WHAT IS REQUIRED:
Please write out the records word for word, starting at the line that contains "footer-logo: 市值 <box>12 503 46 524</box>" and continuing through the last line of the records.

INFORMATION SHOWN:
****************
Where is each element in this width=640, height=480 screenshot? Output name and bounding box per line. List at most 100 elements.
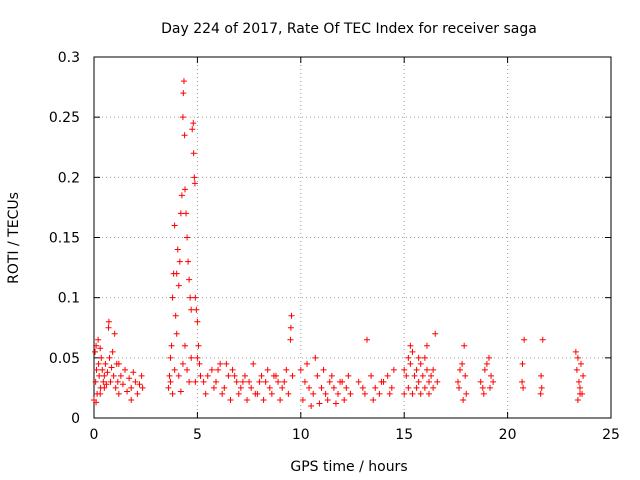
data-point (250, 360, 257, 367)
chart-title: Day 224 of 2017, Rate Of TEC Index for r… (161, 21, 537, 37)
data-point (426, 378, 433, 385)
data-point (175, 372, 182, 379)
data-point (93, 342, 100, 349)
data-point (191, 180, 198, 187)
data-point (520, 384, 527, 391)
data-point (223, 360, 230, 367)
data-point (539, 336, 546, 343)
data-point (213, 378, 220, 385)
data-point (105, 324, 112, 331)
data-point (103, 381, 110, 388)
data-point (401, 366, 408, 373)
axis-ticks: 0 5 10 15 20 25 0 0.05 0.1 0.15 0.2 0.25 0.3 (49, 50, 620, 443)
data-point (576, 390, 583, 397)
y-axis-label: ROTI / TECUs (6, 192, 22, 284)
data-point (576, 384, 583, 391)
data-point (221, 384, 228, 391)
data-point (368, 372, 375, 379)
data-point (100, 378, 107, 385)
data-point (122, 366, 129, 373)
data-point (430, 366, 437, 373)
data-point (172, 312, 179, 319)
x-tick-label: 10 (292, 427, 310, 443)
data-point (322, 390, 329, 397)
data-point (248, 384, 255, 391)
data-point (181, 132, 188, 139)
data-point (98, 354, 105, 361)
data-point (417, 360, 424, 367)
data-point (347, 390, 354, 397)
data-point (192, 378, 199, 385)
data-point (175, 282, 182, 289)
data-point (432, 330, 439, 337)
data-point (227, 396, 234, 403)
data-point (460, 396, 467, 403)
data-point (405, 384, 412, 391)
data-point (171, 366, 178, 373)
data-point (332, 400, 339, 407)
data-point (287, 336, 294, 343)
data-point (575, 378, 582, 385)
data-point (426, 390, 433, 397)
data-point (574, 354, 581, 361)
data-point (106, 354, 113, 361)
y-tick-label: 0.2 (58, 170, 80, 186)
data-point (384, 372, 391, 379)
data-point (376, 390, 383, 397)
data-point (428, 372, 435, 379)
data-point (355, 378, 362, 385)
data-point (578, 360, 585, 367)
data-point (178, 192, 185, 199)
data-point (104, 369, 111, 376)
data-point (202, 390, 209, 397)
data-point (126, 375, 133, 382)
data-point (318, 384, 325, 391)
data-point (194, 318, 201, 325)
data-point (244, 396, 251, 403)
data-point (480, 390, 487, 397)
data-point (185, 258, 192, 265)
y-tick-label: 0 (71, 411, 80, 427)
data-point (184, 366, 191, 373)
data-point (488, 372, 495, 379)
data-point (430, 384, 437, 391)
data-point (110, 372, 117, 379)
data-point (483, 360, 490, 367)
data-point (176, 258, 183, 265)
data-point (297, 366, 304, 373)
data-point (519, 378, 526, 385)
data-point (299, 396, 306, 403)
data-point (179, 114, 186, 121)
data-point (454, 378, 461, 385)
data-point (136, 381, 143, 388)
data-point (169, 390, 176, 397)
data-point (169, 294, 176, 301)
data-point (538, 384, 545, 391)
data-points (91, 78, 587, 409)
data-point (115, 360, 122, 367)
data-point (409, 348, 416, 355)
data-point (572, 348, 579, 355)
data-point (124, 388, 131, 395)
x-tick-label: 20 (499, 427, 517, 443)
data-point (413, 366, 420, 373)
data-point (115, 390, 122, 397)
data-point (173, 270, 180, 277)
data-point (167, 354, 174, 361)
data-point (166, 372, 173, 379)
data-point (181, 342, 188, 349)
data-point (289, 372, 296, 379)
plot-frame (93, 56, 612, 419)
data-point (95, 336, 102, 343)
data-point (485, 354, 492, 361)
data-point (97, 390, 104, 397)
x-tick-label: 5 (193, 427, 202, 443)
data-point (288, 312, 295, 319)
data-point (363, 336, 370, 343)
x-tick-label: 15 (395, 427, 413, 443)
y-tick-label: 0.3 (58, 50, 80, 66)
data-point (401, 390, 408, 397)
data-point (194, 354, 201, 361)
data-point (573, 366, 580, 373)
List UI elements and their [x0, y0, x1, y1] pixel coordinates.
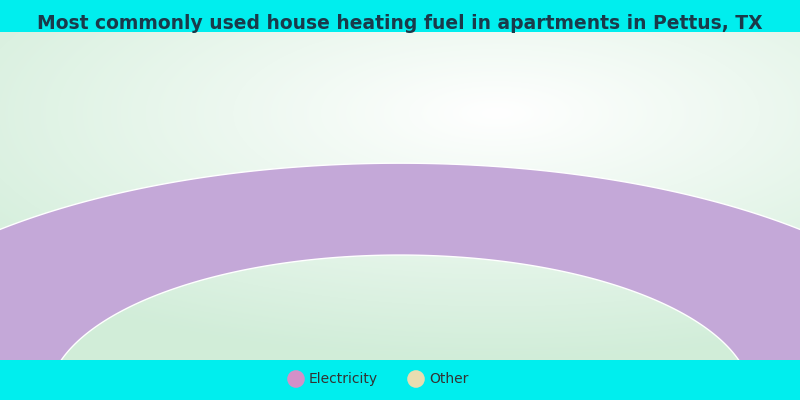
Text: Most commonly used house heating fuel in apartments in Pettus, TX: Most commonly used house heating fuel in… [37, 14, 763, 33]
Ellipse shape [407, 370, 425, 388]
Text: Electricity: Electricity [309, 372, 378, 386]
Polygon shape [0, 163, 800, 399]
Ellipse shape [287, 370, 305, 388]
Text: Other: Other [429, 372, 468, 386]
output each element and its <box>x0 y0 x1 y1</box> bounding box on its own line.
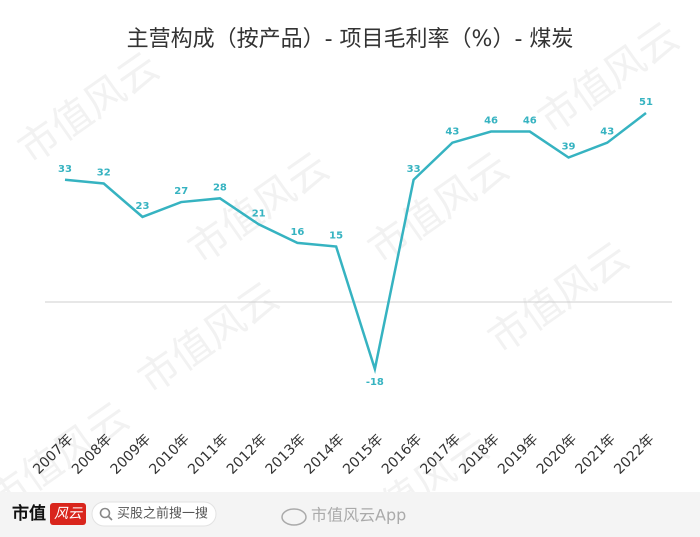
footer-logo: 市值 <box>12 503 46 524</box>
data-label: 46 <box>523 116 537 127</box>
****************
RESULT BELOW:
footer-logo: 市值 <box>12 503 46 524</box>
data-label: 46 <box>523 116 537 127</box>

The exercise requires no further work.